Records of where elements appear
════════

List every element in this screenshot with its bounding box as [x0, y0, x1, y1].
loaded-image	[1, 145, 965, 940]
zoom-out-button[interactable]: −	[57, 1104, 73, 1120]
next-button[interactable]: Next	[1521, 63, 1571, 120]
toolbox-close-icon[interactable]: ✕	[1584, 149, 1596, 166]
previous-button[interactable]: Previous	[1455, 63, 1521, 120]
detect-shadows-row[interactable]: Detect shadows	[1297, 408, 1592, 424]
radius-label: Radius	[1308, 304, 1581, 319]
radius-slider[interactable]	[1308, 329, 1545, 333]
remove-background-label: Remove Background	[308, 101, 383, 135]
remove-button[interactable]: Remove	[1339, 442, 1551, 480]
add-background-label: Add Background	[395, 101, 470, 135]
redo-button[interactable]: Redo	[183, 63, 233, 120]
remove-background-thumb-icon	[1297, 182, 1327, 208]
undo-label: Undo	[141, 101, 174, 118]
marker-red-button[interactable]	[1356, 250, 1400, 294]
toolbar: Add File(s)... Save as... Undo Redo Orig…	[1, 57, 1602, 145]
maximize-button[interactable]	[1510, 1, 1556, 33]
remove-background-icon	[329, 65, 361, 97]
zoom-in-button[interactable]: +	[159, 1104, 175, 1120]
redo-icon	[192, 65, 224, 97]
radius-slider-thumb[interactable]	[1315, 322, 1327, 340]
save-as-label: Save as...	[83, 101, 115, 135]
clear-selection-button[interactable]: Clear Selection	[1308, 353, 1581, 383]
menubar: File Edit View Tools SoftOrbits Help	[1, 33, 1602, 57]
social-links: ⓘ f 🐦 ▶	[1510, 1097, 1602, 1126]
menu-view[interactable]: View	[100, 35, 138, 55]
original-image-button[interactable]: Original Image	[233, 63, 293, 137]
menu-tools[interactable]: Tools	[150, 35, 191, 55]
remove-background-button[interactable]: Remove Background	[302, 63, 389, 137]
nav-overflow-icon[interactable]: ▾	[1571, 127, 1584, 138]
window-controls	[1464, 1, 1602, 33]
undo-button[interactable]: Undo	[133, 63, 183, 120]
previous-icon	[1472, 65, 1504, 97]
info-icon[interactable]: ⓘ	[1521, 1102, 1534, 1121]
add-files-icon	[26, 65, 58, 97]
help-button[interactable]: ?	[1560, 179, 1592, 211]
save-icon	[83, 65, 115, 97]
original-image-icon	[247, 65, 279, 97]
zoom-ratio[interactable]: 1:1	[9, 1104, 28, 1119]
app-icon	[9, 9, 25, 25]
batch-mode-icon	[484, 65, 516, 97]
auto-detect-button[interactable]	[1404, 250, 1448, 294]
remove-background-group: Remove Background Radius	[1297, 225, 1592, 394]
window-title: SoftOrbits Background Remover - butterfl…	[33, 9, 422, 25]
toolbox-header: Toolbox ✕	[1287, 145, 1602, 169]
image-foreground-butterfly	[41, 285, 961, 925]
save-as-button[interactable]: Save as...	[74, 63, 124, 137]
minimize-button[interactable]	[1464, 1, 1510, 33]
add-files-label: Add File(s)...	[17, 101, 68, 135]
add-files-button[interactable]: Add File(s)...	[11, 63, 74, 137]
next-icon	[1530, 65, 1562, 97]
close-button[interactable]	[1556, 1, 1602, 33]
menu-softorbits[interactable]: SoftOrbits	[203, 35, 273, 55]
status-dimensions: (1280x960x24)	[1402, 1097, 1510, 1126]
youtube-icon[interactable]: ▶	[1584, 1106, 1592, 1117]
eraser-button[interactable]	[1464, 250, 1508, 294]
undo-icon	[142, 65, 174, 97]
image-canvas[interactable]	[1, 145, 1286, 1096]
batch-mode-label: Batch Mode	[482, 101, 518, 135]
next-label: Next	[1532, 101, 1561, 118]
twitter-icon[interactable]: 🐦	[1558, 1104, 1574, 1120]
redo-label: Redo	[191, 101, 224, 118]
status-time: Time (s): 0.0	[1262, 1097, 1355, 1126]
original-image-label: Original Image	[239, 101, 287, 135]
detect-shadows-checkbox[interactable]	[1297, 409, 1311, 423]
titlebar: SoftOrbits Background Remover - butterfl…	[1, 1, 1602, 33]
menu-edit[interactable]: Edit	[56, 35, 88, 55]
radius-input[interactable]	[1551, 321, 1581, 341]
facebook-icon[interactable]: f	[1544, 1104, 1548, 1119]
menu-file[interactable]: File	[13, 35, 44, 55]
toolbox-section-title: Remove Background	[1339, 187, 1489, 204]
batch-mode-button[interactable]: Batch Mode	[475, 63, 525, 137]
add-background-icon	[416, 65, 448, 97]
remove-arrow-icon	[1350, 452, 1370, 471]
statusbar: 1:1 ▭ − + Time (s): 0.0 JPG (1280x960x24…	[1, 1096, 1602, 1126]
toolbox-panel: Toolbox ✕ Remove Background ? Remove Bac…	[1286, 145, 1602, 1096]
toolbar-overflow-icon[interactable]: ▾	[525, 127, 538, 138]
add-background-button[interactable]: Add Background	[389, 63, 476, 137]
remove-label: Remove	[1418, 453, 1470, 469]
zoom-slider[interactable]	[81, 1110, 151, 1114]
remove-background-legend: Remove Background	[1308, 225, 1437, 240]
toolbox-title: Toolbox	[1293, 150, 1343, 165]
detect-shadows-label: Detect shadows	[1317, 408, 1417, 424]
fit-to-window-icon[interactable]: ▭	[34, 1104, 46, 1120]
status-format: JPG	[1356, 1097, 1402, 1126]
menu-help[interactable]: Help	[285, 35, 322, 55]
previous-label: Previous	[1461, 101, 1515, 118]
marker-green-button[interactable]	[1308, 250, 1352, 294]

════════

Task goal → Rewrite the entries starting at the beginning and ending at the line that contains "63, 233, 120]", with "bounding box" switched to "enclosing box" and everything else left unchanged.

Worked solution →
List every element in this screenshot with its enclosing box as [x0, y0, x1, y1].
loaded-image	[1, 145, 965, 940]
zoom-out-button[interactable]: −	[57, 1104, 73, 1120]
next-button[interactable]: Next	[1521, 63, 1571, 120]
toolbox-close-icon[interactable]: ✕	[1584, 149, 1596, 166]
previous-button[interactable]: Previous	[1455, 63, 1521, 120]
detect-shadows-row[interactable]: Detect shadows	[1297, 408, 1592, 424]
radius-label: Radius	[1308, 304, 1581, 319]
radius-slider[interactable]	[1308, 329, 1545, 333]
remove-background-label: Remove Background	[308, 101, 383, 135]
remove-button[interactable]: Remove	[1339, 442, 1551, 480]
add-background-label: Add Background	[395, 101, 470, 135]
redo-button[interactable]: Redo	[183, 63, 233, 120]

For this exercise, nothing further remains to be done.